Excerto do texto
++++++++++++++++++++

Agora é que ele anda à solta! agora é que ele anda à solta!



Ouço sempre o mesmo ruído de morte, que devagar rói e persiste...

Uma vila encardida – ruas desertas – pátios de lajes soerguidas pelo único esforço da erva – o castelo – restos de muralha que não têm serventia: uma escada encravada nos alvéolos das paredes não conduz a nenhures. Habitada por seres recalcados, sem história nem passado, de que apenas se entreveem características, a vila é um simulacro. Melhor: a vida é um simulacro.
Todo o trabalho insano é este: reduzir a vida a uma insignificância.... Tapá-la, escondê-la, esquecê-la...
Em todas as almas, como em todas as casas, além da fachada, há um interior escondido...O homem por dentro é desconforme ...entre um lado e o outro Interpõe-se um muro...
O silêncio... O pior de tudo é o silêncio, e o que se cria no silêncio, o que eu sinto que remexe no silêncio...
Pouco a pouco o sonho dissolve, a nódoa de ouro alastra... Transforma, volta a existência do avesso, deita o muro abaixo.
Ouves o grito? Ouve-lo?... – É preciso matar segunda vez os mortos.


Estamos aqui todos à espera da morte! Estamos aqui todos à espera da morte!

As personagens que pairam num espaço ficcional são um produto da narrativa, e, tal como a vila, não representam ninguém. Estão desprovidas de consistência psicológica, o leitor só pode suspeitar do seu grau de verosimilhança.

A reflexão sobre as palavras assume, quase um século depois, uma importância e atualidade assustadoras: uma vez que a consciência só se torna realidade quando materializada palavras, a imobilidade social está exatamente em paralelo com o desgaste da linguagem...

++++++++++++++++++++

Pedidos
[a] No excerto sobre a vila encardida, o que é apontado como o pior de tudo?
[b] Reproduza o trecho do excerto sobre a vila encardida entre "O silêncio... O" e "morte! Estamos aqui todos à espera da morte!", inclusive, trocando "silêncio" por "escuro".
[c] Prossiga o excerto sobre a vila encardida a partir da última frase apresentada.

Listagens de itens de layout em caixas
++++++++++++++++++++

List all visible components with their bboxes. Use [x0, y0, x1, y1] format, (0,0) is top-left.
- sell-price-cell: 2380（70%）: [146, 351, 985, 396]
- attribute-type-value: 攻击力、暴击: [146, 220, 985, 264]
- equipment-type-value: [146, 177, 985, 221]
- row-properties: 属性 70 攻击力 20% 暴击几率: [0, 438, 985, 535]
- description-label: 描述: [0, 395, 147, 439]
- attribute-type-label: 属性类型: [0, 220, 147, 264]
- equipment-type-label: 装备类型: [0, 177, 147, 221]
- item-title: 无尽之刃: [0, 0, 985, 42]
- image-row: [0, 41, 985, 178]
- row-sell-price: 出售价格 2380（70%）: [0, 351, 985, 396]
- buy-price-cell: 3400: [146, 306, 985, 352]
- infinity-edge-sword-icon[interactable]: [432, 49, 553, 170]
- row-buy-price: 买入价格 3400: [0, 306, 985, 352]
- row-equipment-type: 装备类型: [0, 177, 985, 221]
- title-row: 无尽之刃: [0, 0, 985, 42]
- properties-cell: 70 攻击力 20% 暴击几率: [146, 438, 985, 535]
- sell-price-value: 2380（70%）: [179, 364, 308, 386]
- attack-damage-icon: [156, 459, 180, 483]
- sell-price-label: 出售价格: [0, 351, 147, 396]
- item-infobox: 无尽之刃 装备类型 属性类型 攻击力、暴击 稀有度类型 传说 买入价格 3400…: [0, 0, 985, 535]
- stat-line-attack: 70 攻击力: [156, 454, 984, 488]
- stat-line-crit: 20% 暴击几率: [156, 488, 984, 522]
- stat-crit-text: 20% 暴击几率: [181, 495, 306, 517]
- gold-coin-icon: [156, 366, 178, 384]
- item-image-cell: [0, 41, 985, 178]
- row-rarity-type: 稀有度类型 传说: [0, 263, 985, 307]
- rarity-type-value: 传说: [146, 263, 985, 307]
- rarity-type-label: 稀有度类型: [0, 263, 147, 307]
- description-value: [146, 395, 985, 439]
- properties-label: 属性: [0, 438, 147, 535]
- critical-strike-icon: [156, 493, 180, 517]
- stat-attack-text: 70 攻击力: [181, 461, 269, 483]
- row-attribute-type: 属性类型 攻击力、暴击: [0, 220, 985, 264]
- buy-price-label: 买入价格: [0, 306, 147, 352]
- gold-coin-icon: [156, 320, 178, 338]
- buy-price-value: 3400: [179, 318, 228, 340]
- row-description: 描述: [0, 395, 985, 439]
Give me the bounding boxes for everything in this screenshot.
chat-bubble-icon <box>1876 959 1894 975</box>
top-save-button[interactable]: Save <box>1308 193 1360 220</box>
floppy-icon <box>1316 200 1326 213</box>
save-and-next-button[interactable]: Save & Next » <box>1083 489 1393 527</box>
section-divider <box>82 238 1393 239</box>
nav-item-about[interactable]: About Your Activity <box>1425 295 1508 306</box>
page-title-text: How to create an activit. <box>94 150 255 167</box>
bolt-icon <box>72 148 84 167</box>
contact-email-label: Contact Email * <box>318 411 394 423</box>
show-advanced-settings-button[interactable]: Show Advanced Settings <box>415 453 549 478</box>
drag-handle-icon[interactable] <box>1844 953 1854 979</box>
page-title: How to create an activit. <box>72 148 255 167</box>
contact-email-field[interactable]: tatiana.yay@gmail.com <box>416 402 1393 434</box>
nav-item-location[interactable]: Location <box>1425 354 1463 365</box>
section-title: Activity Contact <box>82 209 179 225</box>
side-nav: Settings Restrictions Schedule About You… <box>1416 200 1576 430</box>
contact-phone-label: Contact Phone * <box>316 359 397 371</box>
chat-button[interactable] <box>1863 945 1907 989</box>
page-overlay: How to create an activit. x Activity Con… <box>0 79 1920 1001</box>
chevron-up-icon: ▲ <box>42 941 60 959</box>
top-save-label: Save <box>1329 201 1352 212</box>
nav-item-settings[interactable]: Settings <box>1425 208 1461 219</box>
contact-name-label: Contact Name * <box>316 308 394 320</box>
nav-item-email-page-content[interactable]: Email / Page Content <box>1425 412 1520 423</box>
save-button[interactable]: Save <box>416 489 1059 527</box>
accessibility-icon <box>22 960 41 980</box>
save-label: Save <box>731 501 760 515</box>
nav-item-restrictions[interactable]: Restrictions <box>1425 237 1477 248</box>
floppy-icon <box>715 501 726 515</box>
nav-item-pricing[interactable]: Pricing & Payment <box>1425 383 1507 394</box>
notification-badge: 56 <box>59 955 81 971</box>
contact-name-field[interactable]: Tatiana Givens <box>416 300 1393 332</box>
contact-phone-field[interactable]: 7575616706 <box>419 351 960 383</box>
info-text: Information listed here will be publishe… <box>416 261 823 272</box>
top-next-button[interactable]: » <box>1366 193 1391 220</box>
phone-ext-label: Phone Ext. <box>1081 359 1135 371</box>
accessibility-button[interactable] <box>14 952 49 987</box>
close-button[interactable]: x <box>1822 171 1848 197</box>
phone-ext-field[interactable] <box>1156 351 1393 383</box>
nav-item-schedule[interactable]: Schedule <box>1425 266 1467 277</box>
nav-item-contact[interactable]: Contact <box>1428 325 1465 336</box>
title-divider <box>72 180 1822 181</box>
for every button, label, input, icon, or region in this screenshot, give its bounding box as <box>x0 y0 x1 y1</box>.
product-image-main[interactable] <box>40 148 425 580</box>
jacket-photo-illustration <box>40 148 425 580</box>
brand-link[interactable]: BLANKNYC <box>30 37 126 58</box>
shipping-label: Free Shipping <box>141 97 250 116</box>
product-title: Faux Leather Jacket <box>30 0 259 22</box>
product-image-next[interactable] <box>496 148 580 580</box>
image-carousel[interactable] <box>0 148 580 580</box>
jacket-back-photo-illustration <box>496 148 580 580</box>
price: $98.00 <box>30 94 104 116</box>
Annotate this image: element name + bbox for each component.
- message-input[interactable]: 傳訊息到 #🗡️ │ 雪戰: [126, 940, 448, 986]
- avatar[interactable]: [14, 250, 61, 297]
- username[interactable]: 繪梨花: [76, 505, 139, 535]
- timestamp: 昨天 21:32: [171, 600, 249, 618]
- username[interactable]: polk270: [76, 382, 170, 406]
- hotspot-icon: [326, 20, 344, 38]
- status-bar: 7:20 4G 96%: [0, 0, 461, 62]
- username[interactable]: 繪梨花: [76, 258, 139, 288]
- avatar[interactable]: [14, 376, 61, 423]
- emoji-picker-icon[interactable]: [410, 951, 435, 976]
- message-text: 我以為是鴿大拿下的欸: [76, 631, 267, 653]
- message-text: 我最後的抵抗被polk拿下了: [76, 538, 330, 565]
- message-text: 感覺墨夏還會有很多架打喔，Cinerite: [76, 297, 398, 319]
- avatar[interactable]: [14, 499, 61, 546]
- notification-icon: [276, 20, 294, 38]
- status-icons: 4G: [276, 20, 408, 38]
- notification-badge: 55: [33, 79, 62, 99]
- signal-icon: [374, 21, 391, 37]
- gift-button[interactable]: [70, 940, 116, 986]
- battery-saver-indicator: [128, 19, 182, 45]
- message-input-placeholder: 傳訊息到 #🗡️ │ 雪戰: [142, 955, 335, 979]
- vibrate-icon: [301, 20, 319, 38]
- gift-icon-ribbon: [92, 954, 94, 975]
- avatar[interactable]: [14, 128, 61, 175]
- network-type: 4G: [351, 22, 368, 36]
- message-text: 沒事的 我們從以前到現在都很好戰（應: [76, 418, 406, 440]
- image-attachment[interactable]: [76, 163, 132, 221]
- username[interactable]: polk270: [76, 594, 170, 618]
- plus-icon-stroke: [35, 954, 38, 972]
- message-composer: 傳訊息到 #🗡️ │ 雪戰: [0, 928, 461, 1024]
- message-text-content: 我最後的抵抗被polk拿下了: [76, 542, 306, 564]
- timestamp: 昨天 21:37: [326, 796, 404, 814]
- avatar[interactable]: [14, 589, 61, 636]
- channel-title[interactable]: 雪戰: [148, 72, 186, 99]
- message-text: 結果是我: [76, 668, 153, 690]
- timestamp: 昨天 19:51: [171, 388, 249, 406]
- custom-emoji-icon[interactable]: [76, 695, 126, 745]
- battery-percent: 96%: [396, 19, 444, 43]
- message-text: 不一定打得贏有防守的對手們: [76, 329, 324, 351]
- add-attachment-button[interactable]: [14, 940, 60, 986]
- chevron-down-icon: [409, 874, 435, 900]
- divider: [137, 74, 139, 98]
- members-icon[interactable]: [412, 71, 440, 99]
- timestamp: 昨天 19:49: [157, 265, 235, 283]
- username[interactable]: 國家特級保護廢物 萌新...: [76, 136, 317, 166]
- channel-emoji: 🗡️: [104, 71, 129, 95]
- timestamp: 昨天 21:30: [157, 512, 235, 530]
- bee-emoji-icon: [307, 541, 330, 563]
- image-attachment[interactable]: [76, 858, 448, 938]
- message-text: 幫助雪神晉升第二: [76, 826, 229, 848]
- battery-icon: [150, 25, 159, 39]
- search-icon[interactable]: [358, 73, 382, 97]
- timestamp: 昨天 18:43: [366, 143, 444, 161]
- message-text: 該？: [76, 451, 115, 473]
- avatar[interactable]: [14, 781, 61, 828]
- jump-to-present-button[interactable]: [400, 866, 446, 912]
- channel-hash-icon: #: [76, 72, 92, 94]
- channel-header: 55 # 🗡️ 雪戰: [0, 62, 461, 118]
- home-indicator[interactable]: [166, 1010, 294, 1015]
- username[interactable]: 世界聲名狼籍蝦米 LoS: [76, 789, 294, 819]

++++++++++++++++++++

As respostas
[a] O pior de tudo é o silêncio.

[b]
O escuro... O pior de tudo é o escuro, e o que se cria no escuro, o que eu sinto que remexe no escuro...
Pouco a pouco o sonho dissolve, a nódoa de ouro alastra... Transforma, volta a existência do avesso, deita o muro abaixo.
Ouves o grito? Ouve-lo?... – É preciso matar segunda vez os mortos.


Estamos aqui todos à espera da morte! Estamos aqui todos à espera da morte!

[c]
Sempre as mesmas coisas repetidas, as mesmas palavras, os mesmos hábitos.... Vivemos de palavras. Vamos até à cova com palavras. Submetem-nos, subjugam-nos.... São as palavras que nos contêm, são as palavras que nos conduzem... Toda a arquitectura ideológica está em ruínas, para que se opere uma mudança nos valores da sociedade é necessário reinventar as palavras, depurá-las das marcas do passado, achar nelas a sua outra dimensão.Atrás das palavras.... sinto uma coisa descabelada e frenética, o espanto, a mixórdia, a dor, as forças monstruosas e cegas...

Existe uma certa grandeza em repetir todos os dias a mesma coisa. O homem só vive de detalhes e as manias têm uma força enorme: são elas que nos sustentam.

A alma, ao contrário do que tu supões, a alma é exterior: envolve e impregna o corpo como um fluido envolve a matéria. Em certos homens a alma chega a ser visível, a atmosfera que os rodeia tomar cor. Há seres cuja alma é uma contínua exalação: arrastam-na como um cometa ao oiro esparralhado da cauda - imensa, dorida, frenética. Há-os cuja alma é de uma sensibilidade extrema: sentem em si todo o universo. Daí também simpatias e antipatias súbitas quando duas almas se tocam, mesmo antes da matéria comunicar. O amor não é senão a impregnação desses fluidos, formando uma só alma, como o ódio é a repulsão dessa névoa sensível. Assim é que o homem faz parte da estrela e a estrela de Deus.

Como a vida esplêndida é aborrecida e inútil! Não se passa nada, não se passa nada. Todos os dias dizemos as mesmas palavras, cumprimentamos com o mesmo sorriso e fazemos as mesmas mesuras. Petrificam-se os hábitos lentamente acumulados. O tempo mói: mói a ambição e o fel e torna as figuras grotescas.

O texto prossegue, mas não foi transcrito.